[Spatial layout data]
----
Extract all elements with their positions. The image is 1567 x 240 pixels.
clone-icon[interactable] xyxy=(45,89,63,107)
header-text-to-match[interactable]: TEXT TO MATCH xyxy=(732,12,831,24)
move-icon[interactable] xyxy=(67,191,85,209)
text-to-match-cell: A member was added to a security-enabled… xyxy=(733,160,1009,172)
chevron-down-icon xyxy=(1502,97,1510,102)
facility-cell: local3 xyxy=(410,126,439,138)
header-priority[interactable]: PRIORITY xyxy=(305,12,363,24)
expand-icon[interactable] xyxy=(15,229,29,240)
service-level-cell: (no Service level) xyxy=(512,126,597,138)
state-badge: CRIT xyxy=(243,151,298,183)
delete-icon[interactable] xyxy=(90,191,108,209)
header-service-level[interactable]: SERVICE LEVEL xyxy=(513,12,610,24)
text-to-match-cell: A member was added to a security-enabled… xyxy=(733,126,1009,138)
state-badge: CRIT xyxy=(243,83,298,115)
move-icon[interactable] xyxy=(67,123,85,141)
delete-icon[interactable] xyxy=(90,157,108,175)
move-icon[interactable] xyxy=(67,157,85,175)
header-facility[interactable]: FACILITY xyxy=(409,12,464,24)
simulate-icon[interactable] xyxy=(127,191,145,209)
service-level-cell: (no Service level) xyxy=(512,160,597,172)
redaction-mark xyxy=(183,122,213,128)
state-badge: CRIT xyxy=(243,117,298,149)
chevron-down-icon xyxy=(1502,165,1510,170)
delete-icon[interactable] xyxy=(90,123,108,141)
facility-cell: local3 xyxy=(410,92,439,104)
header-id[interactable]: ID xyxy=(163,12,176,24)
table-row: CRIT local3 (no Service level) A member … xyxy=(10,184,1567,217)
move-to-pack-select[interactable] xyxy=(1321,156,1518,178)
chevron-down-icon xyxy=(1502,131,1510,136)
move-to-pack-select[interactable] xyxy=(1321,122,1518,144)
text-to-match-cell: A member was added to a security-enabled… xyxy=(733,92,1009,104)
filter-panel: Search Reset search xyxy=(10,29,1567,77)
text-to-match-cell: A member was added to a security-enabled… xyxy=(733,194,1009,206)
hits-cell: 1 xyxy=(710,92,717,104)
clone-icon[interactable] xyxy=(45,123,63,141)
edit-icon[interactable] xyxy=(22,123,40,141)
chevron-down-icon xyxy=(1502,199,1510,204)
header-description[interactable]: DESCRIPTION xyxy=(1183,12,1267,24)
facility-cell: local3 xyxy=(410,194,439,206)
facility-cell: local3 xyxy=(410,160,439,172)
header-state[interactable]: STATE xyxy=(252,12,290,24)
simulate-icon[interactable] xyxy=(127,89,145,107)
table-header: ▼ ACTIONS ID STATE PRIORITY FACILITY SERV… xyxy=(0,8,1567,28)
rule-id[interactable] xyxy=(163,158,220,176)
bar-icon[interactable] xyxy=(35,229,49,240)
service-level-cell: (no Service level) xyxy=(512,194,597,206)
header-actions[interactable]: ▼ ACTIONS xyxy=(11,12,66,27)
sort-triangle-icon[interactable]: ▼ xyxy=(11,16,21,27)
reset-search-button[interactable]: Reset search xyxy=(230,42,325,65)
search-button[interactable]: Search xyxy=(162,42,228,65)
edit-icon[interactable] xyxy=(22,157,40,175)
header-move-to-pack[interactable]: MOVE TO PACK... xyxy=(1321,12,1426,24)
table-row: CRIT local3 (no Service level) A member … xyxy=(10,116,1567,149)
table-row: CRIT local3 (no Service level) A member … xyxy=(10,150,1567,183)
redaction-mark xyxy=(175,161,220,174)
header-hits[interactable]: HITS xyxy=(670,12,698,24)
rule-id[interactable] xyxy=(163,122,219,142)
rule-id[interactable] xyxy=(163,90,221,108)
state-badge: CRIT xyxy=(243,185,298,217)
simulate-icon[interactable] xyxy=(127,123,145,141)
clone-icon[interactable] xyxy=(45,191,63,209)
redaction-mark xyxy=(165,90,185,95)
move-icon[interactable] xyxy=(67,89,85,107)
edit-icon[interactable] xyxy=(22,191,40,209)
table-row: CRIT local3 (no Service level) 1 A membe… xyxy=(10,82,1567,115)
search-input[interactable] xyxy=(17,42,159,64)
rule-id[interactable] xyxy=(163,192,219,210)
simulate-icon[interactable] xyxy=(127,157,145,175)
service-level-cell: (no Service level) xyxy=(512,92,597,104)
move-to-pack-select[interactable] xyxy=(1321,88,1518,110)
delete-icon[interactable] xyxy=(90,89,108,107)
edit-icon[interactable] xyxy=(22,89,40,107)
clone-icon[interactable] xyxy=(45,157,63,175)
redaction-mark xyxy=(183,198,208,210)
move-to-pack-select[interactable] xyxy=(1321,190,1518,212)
----
Gather every line in the records that contains the string "security". Case matters.

• **TASK RESULT**
text-to-match-cell: A member was added to a security-enabled… xyxy=(733,160,1009,172)
text-to-match-cell: A member was added to a security-enabled… xyxy=(733,126,1009,138)
text-to-match-cell: A member was added to a security-enabled… xyxy=(733,92,1009,104)
text-to-match-cell: A member was added to a security-enabled… xyxy=(733,194,1009,206)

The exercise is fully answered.